### MATERIAL SUPPLIED
● ● ● ● ● ● ●

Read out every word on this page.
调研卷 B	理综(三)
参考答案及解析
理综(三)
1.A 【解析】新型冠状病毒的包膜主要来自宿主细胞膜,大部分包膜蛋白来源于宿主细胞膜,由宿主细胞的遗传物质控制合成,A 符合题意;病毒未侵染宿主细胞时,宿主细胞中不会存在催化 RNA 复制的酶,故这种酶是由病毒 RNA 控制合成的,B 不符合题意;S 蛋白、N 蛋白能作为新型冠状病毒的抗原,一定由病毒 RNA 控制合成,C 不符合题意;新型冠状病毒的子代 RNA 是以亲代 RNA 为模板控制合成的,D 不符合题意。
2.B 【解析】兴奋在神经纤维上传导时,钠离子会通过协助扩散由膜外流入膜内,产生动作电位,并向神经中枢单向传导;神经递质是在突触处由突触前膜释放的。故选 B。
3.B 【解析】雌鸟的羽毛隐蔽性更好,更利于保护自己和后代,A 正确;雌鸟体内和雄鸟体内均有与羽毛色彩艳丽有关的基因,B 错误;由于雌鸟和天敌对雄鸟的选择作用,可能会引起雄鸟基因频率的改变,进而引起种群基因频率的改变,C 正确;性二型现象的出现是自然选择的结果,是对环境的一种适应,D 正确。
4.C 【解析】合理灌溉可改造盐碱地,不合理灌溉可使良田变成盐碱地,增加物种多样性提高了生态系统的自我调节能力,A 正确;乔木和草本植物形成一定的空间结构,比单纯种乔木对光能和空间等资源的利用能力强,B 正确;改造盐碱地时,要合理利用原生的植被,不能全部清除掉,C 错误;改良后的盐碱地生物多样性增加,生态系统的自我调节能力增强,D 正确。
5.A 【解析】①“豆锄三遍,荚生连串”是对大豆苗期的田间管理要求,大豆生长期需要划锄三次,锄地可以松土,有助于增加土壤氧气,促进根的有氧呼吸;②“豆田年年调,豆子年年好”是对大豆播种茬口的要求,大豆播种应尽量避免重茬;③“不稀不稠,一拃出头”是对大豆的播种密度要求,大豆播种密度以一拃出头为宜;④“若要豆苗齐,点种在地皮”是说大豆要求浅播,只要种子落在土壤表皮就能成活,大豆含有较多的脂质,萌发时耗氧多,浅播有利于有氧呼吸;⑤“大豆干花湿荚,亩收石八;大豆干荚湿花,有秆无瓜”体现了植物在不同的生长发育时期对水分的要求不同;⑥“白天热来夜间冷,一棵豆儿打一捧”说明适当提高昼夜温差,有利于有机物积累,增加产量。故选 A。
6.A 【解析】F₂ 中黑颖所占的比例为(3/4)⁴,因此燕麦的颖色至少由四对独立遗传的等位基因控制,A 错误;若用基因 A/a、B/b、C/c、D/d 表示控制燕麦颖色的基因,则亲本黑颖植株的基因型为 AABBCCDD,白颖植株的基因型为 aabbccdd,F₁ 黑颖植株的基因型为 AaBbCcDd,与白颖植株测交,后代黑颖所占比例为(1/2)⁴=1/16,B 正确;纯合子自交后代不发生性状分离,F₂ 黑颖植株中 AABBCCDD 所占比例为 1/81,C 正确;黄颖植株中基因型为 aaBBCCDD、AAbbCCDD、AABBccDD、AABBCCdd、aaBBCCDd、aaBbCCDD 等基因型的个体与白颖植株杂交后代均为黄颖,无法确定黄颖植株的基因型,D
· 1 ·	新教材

● ● ● ● ● ● ●

### TASK BRIEF
Copy out the whole listing exactly.

### SOLUTION BELOW
Read out every word on this page.
调研卷 B	理综(三)
参考答案及解析
理综(三)
1.A 【解析】新型冠状病毒的包膜主要来自宿主细胞膜,大部分包膜蛋白来源于宿主细胞膜,由宿主细胞的遗传物质控制合成,A 符合题意;病毒未侵染宿主细胞时,宿主细胞中不会存在催化 RNA 复制的酶,故这种酶是由病毒 RNA 控制合成的,B 不符合题意;S 蛋白、N 蛋白能作为新型冠状病毒的抗原,一定由病毒 RNA 控制合成,C 不符合题意;新型冠状病毒的子代 RNA 是以亲代 RNA 为模板控制合成的,D 不符合题意。
2.B 【解析】兴奋在神经纤维上传导时,钠离子会通过协助扩散由膜外流入膜内,产生动作电位,并向神经中枢单向传导;神经递质是在突触处由突触前膜释放的。故选 B。
3.B 【解析】雌鸟的羽毛隐蔽性更好,更利于保护自己和后代,A 正确;雌鸟体内和雄鸟体内均有与羽毛色彩艳丽有关的基因,B 错误;由于雌鸟和天敌对雄鸟的选择作用,可能会引起雄鸟基因频率的改变,进而引起种群基因频率的改变,C 正确;性二型现象的出现是自然选择的结果,是对环境的一种适应,D 正确。
4.C 【解析】合理灌溉可改造盐碱地,不合理灌溉可使良田变成盐碱地,增加物种多样性提高了生态系统的自我调节能力,A 正确;乔木和草本植物形成一定的空间结构,比单纯种乔木对光能和空间等资源的利用能力强,B 正确;改造盐碱地时,要合理利用原生的植被,不能全部清除掉,C 错误;改良后的盐碱地生物多样性增加,生态系统的自我调节能力增强,D 正确。
5.A 【解析】①“豆锄三遍,荚生连串”是对大豆苗期的田间管理要求,大豆生长期需要划锄三次,锄地可以松土,有助于增加土壤氧气,促进根的有氧呼吸;②“豆田年年调,豆子年年好”是对大豆播种茬口的要求,大豆播种应尽量避免重茬;③“不稀不稠,一拃出头”是对大豆的播种密度要求,大豆播种密度以一拃出头为宜;④“若要豆苗齐,点种在地皮”是说大豆要求浅播,只要种子落在土壤表皮就能成活,大豆含有较多的脂质,萌发时耗氧多,浅播有利于有氧呼吸;⑤“大豆干花湿荚,亩收石八;大豆干荚湿花,有秆无瓜”体现了植物在不同的生长发育时期对水分的要求不同;⑥“白天热来夜间冷,一棵豆儿打一捧”说明适当提高昼夜温差,有利于有机物积累,增加产量。故选 A。
6.A 【解析】F₂ 中黑颖所占的比例为(3/4)⁴,因此燕麦的颖色至少由四对独立遗传的等位基因控制,A 错误;若用基因 A/a、B/b、C/c、D/d 表示控制燕麦颖色的基因,则亲本黑颖植株的基因型为 AABBCCDD,白颖植株的基因型为 aabbccdd,F₁ 黑颖植株的基因型为 AaBbCcDd,与白颖植株测交,后代黑颖所占比例为(1/2)⁴=1/16,B 正确;纯合子自交后代不发生性状分离,F₂ 黑颖植株中 AABBCCDD 所占比例为 1/81,C 正确;黄颖植株中基因型为 aaBBCCDD、AAbbCCDD、AABBccDD、AABBCCdd、aaBBCCDd、aaBbCCDD 等基因型的个体与白颖植株杂交后代均为黄颖,无法确定黄颖植株的基因型,D
· 1 ·	新教材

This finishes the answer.